_Instruction_
Look through the material below and count the lines with the string "grid". Report only the count.

[Source data]
────────────────────────────────────────
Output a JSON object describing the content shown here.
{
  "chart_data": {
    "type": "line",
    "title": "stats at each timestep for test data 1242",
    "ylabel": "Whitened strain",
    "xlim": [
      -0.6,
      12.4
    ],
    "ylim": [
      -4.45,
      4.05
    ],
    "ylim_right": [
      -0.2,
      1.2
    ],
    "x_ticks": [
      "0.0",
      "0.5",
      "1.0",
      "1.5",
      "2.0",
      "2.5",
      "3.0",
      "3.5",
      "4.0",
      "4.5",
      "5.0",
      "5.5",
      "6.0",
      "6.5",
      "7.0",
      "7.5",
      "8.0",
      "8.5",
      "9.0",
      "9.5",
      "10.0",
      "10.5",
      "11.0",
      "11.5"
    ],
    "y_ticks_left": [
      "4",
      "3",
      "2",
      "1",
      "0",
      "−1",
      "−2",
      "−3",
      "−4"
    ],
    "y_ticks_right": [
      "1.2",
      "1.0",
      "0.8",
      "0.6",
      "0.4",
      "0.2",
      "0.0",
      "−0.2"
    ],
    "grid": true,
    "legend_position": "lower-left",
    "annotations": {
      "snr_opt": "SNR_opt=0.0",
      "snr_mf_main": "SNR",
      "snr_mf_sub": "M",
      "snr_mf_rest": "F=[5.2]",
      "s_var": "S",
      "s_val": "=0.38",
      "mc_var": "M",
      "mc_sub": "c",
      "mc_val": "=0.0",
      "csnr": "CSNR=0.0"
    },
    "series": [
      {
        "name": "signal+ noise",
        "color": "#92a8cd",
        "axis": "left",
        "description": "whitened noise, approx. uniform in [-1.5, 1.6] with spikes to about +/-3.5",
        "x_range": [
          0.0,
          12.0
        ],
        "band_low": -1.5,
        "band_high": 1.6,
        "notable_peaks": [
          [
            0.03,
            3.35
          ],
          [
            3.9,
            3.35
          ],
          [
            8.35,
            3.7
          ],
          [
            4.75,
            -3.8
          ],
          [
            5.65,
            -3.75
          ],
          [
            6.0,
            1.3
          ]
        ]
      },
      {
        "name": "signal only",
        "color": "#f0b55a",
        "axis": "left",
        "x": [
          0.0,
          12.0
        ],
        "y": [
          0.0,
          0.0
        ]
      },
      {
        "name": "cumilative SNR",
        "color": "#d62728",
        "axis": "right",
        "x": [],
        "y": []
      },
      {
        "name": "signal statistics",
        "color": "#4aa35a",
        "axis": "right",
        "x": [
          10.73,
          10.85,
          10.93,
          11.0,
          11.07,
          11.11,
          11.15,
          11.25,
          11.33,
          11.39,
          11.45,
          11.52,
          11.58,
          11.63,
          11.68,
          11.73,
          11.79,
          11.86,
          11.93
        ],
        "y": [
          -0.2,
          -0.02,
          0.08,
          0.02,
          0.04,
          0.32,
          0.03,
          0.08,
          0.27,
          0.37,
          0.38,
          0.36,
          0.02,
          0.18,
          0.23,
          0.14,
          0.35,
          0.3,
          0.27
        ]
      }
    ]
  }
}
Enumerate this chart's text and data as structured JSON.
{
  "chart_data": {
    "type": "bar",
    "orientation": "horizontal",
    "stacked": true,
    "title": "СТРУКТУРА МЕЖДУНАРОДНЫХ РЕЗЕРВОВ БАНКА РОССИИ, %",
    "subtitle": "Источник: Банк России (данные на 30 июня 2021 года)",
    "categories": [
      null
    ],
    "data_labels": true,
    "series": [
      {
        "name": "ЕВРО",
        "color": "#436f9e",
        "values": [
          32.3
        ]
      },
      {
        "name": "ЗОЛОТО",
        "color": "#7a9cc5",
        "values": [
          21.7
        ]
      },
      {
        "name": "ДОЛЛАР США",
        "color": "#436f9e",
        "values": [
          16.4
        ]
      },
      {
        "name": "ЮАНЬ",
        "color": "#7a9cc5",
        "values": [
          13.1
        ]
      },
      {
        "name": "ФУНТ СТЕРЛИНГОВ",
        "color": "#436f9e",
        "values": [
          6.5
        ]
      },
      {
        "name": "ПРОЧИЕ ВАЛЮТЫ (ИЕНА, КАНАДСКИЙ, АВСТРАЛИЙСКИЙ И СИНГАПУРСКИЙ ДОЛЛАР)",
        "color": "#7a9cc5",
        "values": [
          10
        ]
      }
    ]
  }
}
────────────────────────────────────────
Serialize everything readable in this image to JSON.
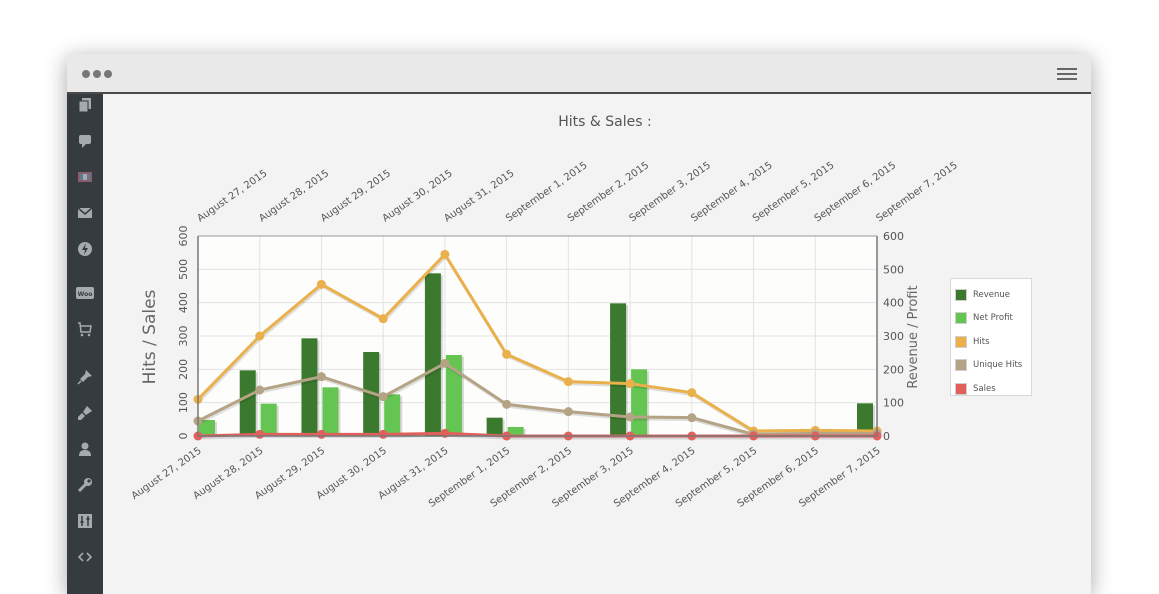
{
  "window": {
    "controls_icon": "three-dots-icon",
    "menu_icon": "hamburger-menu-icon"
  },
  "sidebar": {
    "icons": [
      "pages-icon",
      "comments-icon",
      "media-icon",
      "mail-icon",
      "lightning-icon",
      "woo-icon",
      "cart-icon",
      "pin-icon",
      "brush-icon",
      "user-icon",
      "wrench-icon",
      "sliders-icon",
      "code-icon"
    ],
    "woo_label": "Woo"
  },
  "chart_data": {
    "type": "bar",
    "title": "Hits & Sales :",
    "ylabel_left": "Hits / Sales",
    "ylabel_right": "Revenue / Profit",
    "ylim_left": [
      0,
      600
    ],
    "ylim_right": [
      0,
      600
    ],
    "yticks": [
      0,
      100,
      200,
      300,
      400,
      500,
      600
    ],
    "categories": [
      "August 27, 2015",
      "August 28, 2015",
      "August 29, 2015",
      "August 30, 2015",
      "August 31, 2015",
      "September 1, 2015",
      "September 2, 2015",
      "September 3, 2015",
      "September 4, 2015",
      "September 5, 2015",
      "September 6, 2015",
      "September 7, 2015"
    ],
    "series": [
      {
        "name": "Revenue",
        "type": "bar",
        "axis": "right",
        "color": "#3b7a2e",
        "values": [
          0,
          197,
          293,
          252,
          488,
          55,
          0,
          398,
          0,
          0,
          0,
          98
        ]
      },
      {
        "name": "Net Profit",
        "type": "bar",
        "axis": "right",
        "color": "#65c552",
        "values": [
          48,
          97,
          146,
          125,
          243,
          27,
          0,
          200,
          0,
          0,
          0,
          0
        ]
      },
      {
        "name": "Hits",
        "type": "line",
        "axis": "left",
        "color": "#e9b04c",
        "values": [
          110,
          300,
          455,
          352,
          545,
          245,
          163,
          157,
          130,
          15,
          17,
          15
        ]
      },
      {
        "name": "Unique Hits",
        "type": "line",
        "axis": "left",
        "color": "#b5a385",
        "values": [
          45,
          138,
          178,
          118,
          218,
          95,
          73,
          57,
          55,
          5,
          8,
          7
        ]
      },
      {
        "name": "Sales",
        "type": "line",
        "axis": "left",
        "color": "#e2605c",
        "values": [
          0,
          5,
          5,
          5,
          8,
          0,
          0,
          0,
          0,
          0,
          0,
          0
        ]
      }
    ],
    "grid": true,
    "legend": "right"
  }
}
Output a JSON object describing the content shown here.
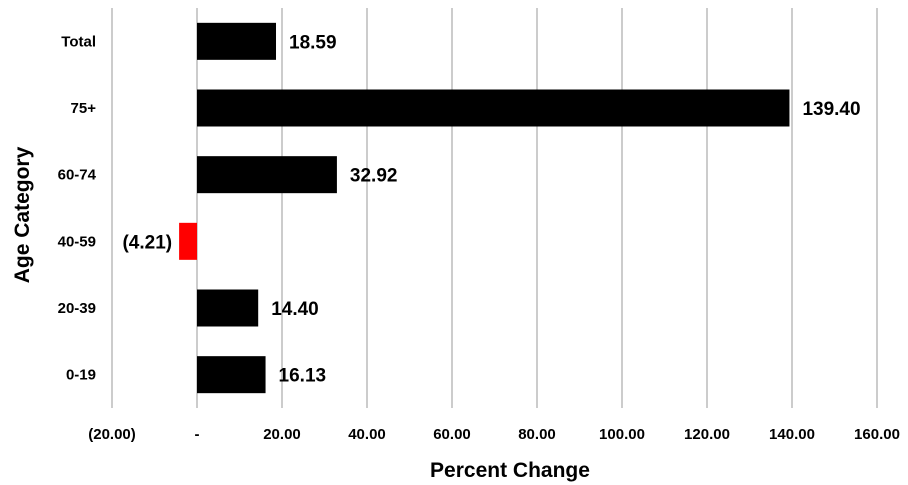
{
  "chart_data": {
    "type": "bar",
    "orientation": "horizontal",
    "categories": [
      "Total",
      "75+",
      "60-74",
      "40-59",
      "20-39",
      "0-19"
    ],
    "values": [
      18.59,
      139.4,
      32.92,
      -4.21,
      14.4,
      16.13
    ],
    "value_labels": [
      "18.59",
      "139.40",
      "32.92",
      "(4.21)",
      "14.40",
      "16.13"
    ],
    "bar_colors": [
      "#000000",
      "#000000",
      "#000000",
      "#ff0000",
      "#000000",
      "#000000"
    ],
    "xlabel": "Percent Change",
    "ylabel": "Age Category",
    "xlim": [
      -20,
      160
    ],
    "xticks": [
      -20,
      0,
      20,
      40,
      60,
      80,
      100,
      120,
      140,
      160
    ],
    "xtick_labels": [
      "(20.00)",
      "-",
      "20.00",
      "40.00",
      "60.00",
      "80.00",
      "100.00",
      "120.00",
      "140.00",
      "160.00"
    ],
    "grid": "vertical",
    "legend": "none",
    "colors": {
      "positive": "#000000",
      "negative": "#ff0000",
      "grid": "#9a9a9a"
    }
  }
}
────────────────────────────────────────
_Finished answer_
4